◆ **Aim 1**
In the records, copy the lines from the one containing "reference-text: Cheng-yi Lii, Tomasik" up to and including the one containing "conclusion-item xyxy=(8,335,952,473)", keeping them unchanged.

International oil and gas companies face increased political risk because of cyber attacks and they will need to change the way they approach risk management to minimise the impact of cyber threats. This is one of the main findings of a recent study at Stellenbosch University (SU).
“By digitalising their systems to increase productivity and profitability, oil and gas companies are opening themselves up to even greater risk of being the target of a cyber attacks that can result in the theft or destruction of intellectual property, espionage, extortion, and massive disruption of operations,” says Kayla Mc Ewan, who obtained her master’s degree in political science at Stellenbosch University.
There is little information on the full impact of cyber attacks on the oil and gas industry despite it being targeted more than other industrial sectors. “Research conducted by multinational organisation Ernst and Young showed that the oil and gas industry face more cyber attacks (to steal intellectual property or data and financial information) and phishing attempts than other industrial sectors," she says.
She says two of the most prominent cyber attacks against the oil and gas industry are those on Saudi Aramco in 2012 and Norwegian oil and gas companies in 2014.
“The Shamoon attack on Saudi Aramco showed how a cyber attack can affect a company in a major way. Not only did Saudi Aramco lost its recent drilling and production data; it was also forced to shut down its corporate operations and had to use significant financial revenue to recover. It also had to give oil away to local trucks to maintain domestic oil supply. It took the company over two months to recover.”

◆ **Material for this task**
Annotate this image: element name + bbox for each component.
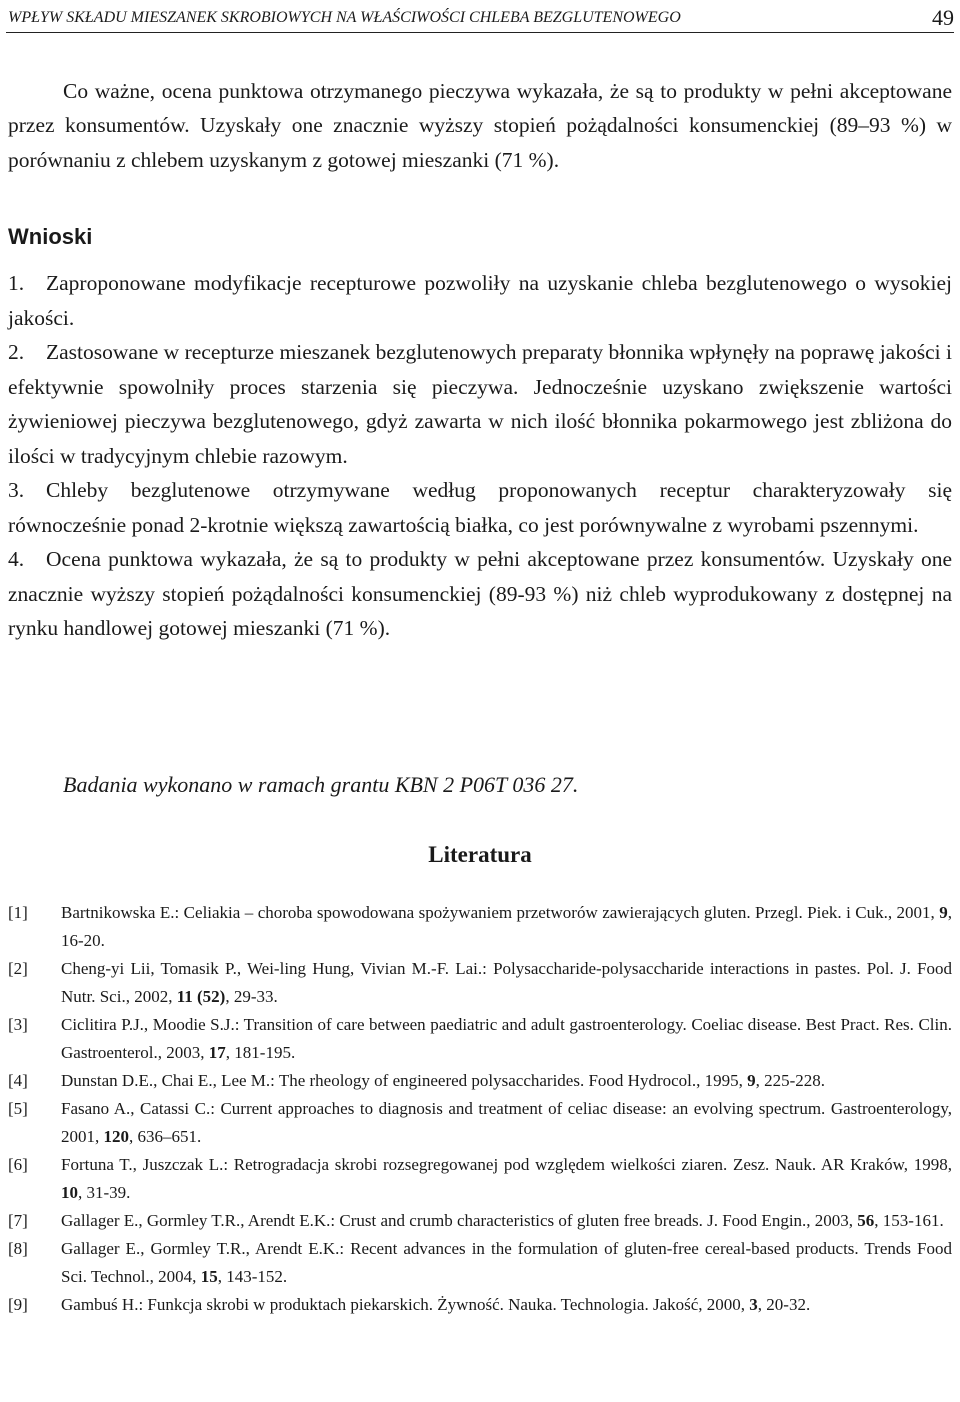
reference-text: Cheng-yi Lii, Tomasik P., Wei-ling Hung, Vivian M.-F. Lai.: Polysaccharide-polysaccharide interactions in pastes. Pol. J. Food Nutr. Sci., 2002, xyxy=(61,959,952,1006)
conclusion-item xyxy=(8,335,952,473)
reference-text: Ciclitira P.J., Moodie S.J.: Transition of care between paediatric and adult gastroenterology. Coeliac disease. Best Pract. Res. Clin. Gastroenterol., 2003, xyxy=(61,1015,952,1062)
reference-text: Fasano A., Catassi C.: Current approaches to diagnosis and treatment of celiac disease: an evolving spectrum. Gastroenterology, 2001, xyxy=(61,1099,952,1146)
reference-text: Fortuna T., Juszczak L.: Retrogradacja skrobi rozsegregowanej pod względem wielkości ziaren. Zesz. Nauk. AR Kraków, 1998, xyxy=(61,1155,952,1174)
reference-item xyxy=(8,899,952,955)
reference-volume: 3 xyxy=(749,1295,758,1314)
conclusion-item xyxy=(8,266,952,335)
conclusion-text: Zastosowane w recepturze mieszanek bezglutenowych preparaty błonnika wpłynęły na poprawę jakości i efektywnie spowolniły proces starzenia się pieczywa. Jednocześnie uzyskano zwiększenie wartości żywieniowej pieczywa bezglutenowego, gdyż zawarta w nich ilość błonnika pokarmowego jest zbliżona do ilości w tradycyjnym chlebie razowym. xyxy=(8,340,952,468)
reference-volume: 15 xyxy=(200,1267,218,1286)
intro-paragraph: Co ważne, ocena punktowa otrzymanego pieczywa wykazała, że są to produkty w pełni akceptowane przez konsumentów. Uzyskały one znacznie wyższy stopień pożądalności konsumenckiej (89–93 %) w porównaniu z chlebem uzyskanym z gotowej mieszanki (71 %). xyxy=(8,78,952,172)
conclusion-number: 1. xyxy=(8,271,25,295)
conclusions-heading: Wnioski xyxy=(8,224,93,249)
reference-volume: 9 xyxy=(939,903,948,922)
reference-text: Gambuś H.: Funkcja skrobi w produktach piekarskich. Żywność. Nauka. Technologia. Jakość, 2000, xyxy=(61,1295,750,1314)
reference-label: [5] xyxy=(8,1099,28,1118)
acknowledgement: Badania wykonano w ramach grantu KBN 2 P06T 036 27. xyxy=(63,772,579,797)
reference-item xyxy=(8,955,952,1011)
reference-label: [9] xyxy=(8,1295,28,1314)
reference-item xyxy=(8,1067,952,1095)
reference-item xyxy=(8,1095,952,1151)
page-number: 49 xyxy=(932,5,954,30)
reference-volume: 56 xyxy=(857,1211,875,1230)
reference-label: [4] xyxy=(8,1071,28,1090)
reference-volume: 120 xyxy=(103,1127,129,1146)
running-header xyxy=(6,4,954,33)
reference-label: [3] xyxy=(8,1015,28,1034)
reference-pages: , 153-161. xyxy=(874,1211,944,1230)
reference-item xyxy=(8,1235,952,1291)
conclusion-text: Chleby bezglutenowe otrzymywane według proponowanych receptur charakteryzowały się równocześnie ponad 2-krotnie większą zawartością białka, co jest porównywalne z wyrobami pszennymi. xyxy=(8,478,952,537)
reference-pages: , 31-39. xyxy=(78,1183,131,1202)
conclusion-item xyxy=(8,473,952,542)
reference-item xyxy=(8,1011,952,1067)
conclusion-number: 4. xyxy=(8,547,25,571)
reference-item xyxy=(8,1207,952,1235)
reference-text: Gallager E., Gormley T.R., Arendt E.K.: Crust and crumb characteristics of gluten free breads. J. Food Engin., 2003, xyxy=(61,1211,858,1230)
conclusion-text: Zaproponowane modyfikacje recepturowe pozwoliły na uzyskanie chleba bezglutenowego o wysokiej jakości. xyxy=(8,271,952,330)
reference-label: [6] xyxy=(8,1155,28,1174)
conclusion-item xyxy=(8,542,952,646)
reference-pages: , 20-32. xyxy=(757,1295,811,1314)
reference-pages: , 29-33. xyxy=(225,987,278,1006)
reference-volume: 9 xyxy=(747,1071,756,1090)
reference-pages: , 181-195. xyxy=(225,1043,296,1062)
reference-pages: , 225-228. xyxy=(755,1071,826,1090)
reference-pages: , 16-20. xyxy=(61,903,952,950)
reference-volume: 10 xyxy=(61,1183,78,1202)
reference-pages: , 143-152. xyxy=(217,1267,288,1286)
reference-text: Dunstan D.E., Chai E., Lee M.: The rheology of engineered polysaccharides. Food Hydrocol., 1995, xyxy=(61,1071,748,1090)
reference-label: [8] xyxy=(8,1239,28,1258)
reference-pages: , 636–651. xyxy=(129,1127,202,1146)
conclusion-text: Ocena punktowa wykazała, że są to produkty w pełni akceptowane przez konsumentów. Uzyskały one znacznie wyższy stopień pożądalności konsumenckiej (89-93 %) niż chleb wyprodukowany z dostępnej na rynku handlowej gotowej mieszanki (71 %). xyxy=(8,547,952,640)
reference-list xyxy=(8,899,952,1319)
reference-text: Bartnikowska E.: Celiakia – choroba spowodowana spożywaniem przetworów zawierających gluten. Przegl. Piek. i Cuk., 2001, xyxy=(61,903,940,922)
reference-item xyxy=(8,1151,952,1207)
reference-text: Gallager E., Gormley T.R., Arendt E.K.: Recent advances in the formulation of gluten-free cereal-based products. Trends Food Sci. Technol., 2004, xyxy=(61,1239,952,1286)
reference-label: [7] xyxy=(8,1211,28,1230)
conclusions-list xyxy=(8,266,952,646)
running-title: WPŁYW SKŁADU MIESZANEK SKROBIOWYCH NA WŁAŚCIWOŚCI CHLEBA BEZGLUTENOWEGO xyxy=(8,9,681,26)
reference-label: [1] xyxy=(8,903,28,922)
conclusion-number: 3. xyxy=(8,478,25,502)
reference-item xyxy=(8,1291,952,1319)
literature-heading: Literatura xyxy=(428,842,532,867)
conclusion-number: 2. xyxy=(8,340,25,364)
reference-volume: 17 xyxy=(208,1043,226,1062)
reference-volume: 11 (52) xyxy=(176,987,226,1006)
reference-label: [2] xyxy=(8,959,28,978)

◆ **Aim 2**
Using the text on cyber attacks against oil and gas companies, answer these questions:
(a) At which university was the study carried out?
(b) In what year did the attack on Saudi Aramco take place?
(c) How long did Saudi Aramco take to recover from the Shamoon attack?

◆ **Written reply 1**
reference-text: Cheng-yi Lii, Tomasik P., Wei-ling Hung, Vivian M.-F. Lai.: Polysaccharide-polysaccharide interactions in pastes. Pol. J. Food Nutr. Sci., 2002, xyxy=(61,959,952,1006)
conclusion-item xyxy=(8,335,952,473)

◆ **Written reply 2**
(a) Stellenbosch University (SU)
(b) 2012
(c) Over two months